* **Exercise objective**
Output every record word for word.

(Figure record listings)

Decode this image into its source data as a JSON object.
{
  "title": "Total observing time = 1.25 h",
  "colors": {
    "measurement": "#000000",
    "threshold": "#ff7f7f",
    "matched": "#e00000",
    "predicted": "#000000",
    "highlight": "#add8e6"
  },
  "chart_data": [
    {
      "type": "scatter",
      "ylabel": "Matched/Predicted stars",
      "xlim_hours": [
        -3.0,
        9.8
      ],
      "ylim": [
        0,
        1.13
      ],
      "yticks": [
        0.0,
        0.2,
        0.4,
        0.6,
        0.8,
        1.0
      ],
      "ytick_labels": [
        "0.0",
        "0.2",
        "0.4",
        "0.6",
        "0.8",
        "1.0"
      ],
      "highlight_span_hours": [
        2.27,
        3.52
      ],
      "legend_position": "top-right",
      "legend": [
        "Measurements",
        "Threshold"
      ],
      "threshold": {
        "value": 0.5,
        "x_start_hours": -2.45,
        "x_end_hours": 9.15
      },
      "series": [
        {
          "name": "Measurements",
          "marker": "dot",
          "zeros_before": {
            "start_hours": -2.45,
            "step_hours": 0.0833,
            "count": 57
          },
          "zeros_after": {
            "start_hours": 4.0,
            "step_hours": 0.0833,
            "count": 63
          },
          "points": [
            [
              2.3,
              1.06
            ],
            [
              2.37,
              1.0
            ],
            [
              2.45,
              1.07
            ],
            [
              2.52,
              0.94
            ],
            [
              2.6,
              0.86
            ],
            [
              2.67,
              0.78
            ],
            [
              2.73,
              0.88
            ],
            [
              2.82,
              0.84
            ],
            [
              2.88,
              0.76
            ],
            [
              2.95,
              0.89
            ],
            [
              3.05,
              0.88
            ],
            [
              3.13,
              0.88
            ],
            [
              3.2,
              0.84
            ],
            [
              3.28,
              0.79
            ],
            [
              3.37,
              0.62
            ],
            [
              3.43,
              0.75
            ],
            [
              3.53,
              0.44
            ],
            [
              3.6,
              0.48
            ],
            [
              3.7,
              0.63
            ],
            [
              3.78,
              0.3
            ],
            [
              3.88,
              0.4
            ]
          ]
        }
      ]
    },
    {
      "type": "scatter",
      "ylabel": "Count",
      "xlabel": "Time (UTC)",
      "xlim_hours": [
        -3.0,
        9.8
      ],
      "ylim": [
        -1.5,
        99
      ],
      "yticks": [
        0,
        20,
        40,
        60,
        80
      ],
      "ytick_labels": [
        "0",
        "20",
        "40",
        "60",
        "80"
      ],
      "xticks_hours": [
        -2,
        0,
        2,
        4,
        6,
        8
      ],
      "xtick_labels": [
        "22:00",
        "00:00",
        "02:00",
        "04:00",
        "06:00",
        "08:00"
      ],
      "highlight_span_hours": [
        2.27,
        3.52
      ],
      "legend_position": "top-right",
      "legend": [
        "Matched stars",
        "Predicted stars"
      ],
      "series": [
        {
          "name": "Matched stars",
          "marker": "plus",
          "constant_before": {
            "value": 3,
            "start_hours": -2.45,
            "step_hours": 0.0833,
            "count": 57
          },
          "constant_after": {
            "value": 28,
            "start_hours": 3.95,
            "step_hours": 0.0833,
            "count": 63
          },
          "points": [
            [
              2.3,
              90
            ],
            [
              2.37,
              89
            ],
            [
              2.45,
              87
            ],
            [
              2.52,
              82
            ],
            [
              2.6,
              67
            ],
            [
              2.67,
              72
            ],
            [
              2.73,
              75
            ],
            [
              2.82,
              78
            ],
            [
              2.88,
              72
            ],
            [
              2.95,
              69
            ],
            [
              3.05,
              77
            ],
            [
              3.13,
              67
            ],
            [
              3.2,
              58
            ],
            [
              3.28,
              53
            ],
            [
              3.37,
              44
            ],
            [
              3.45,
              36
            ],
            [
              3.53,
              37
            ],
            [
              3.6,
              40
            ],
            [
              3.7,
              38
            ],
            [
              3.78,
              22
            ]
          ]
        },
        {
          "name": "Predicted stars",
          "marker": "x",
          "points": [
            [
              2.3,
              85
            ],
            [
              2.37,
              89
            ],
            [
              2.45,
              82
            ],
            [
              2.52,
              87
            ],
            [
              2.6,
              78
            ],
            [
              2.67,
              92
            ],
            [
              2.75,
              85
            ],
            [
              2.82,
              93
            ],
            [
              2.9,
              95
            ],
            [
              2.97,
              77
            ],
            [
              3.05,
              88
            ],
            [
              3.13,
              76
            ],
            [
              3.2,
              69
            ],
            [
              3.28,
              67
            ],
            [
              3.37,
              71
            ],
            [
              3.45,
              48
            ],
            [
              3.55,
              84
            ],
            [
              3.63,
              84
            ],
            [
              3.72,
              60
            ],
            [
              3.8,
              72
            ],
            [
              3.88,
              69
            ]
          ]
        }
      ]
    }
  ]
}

* **Reply to the task**
Decode this image into its source data as a JSON object.
{
  "title": "Total observing time = 1.25 h",
  "colors": {
    "measurement": "#000000",
    "threshold": "#ff7f7f",
    "matched": "#e00000",
    "predicted": "#000000",
    "highlight": "#add8e6"
  },
  "chart_data": [
    {
      "type": "scatter",
      "ylabel": "Matched/Predicted stars",
      "xlim_hours": [
        -3.0,
        9.8
      ],
      "ylim": [
        0,
        1.13
      ],
      "yticks": [
        0.0,
        0.2,
        0.4,
        0.6,
        0.8,
        1.0
      ],
      "ytick_labels": [
        "0.0",
        "0.2",
        "0.4",
        "0.6",
        "0.8",
        "1.0"
      ],
      "highlight_span_hours": [
        2.27,
        3.52
      ],
      "legend_position": "top-right",
      "legend": [
        "Measurements",
        "Threshold"
      ],
      "threshold": {
        "value": 0.5,
        "x_start_hours": -2.45,
        "x_end_hours": 9.15
      },
      "series": [
        {
          "name": "Measurements",
          "marker": "dot",
          "zeros_before": {
            "start_hours": -2.45,
            "step_hours": 0.0833,
            "count": 57
          },
          "zeros_after": {
            "start_hours": 4.0,
            "step_hours": 0.0833,
            "count": 63
          },
          "points": [
            [
              2.3,
              1.06
            ],
            [
              2.37,
              1.0
            ],
            [
              2.45,
              1.07
            ],
            [
              2.52,
              0.94
            ],
            [
              2.6,
              0.86
            ],
            [
              2.67,
              0.78
            ],
            [
              2.73,
              0.88
            ],
            [
              2.82,
              0.84
            ],
            [
              2.88,
              0.76
            ],
            [
              2.95,
              0.89
            ],
            [
              3.05,
              0.88
            ],
            [
              3.13,
              0.88
            ],
            [
              3.2,
              0.84
            ],
            [
              3.28,
              0.79
            ],
            [
              3.37,
              0.62
            ],
            [
              3.43,
              0.75
            ],
            [
              3.53,
              0.44
            ],
            [
              3.6,
              0.48
            ],
            [
              3.7,
              0.63
            ],
            [
              3.78,
              0.3
            ],
            [
              3.88,
              0.4
            ]
          ]
        }
      ]
    },
    {
      "type": "scatter",
      "ylabel": "Count",
      "xlabel": "Time (UTC)",
      "xlim_hours": [
        -3.0,
        9.8
      ],
      "ylim": [
        -1.5,
        99
      ],
      "yticks": [
        0,
        20,
        40,
        60,
        80
      ],
      "ytick_labels": [
        "0",
        "20",
        "40",
        "60",
        "80"
      ],
      "xticks_hours": [
        -2,
        0,
        2,
        4,
        6,
        8
      ],
      "xtick_labels": [
        "22:00",
        "00:00",
        "02:00",
        "04:00",
        "06:00",
        "08:00"
      ],
      "highlight_span_hours": [
        2.27,
        3.52
      ],
      "legend_position": "top-right",
      "legend": [
        "Matched stars",
        "Predicted stars"
      ],
      "series": [
        {
          "name": "Matched stars",
          "marker": "plus",
          "constant_before": {
            "value": 3,
            "start_hours": -2.45,
            "step_hours": 0.0833,
            "count": 57
          },
          "constant_after": {
            "value": 28,
            "start_hours": 3.95,
            "step_hours": 0.0833,
            "count": 63
          },
          "points": [
            [
              2.3,
              90
            ],
            [
              2.37,
              89
            ],
            [
              2.45,
              87
            ],
            [
              2.52,
              82
            ],
            [
              2.6,
              67
            ],
            [
              2.67,
              72
            ],
            [
              2.73,
              75
            ],
            [
              2.82,
              78
            ],
            [
              2.88,
              72
            ],
            [
              2.95,
              69
            ],
            [
              3.05,
              77
            ],
            [
              3.13,
              67
            ],
            [
              3.2,
              58
            ],
            [
              3.28,
              53
            ],
            [
              3.37,
              44
            ],
            [
              3.45,
              36
            ],
            [
              3.53,
              37
            ],
            [
              3.6,
              40
            ],
            [
              3.7,
              38
            ],
            [
              3.78,
              22
            ]
          ]
        },
        {
          "name": "Predicted stars",
          "marker": "x",
          "points": [
            [
              2.3,
              85
            ],
            [
              2.37,
              89
            ],
            [
              2.45,
              82
            ],
            [
              2.52,
              87
            ],
            [
              2.6,
              78
            ],
            [
              2.67,
              92
            ],
            [
              2.75,
              85
            ],
            [
              2.82,
              93
            ],
            [
              2.9,
              95
            ],
            [
              2.97,
              77
            ],
            [
              3.05,
              88
            ],
            [
              3.13,
              76
            ],
            [
              3.2,
              69
            ],
            [
              3.28,
              67
            ],
            [
              3.37,
              71
            ],
            [
              3.45,
              48
            ],
            [
              3.55,
              84
            ],
            [
              3.63,
              84
            ],
            [
              3.72,
              60
            ],
            [
              3.8,
              72
            ],
            [
              3.88,
              69
            ]
          ]
        }
      ]
    }
  ]
}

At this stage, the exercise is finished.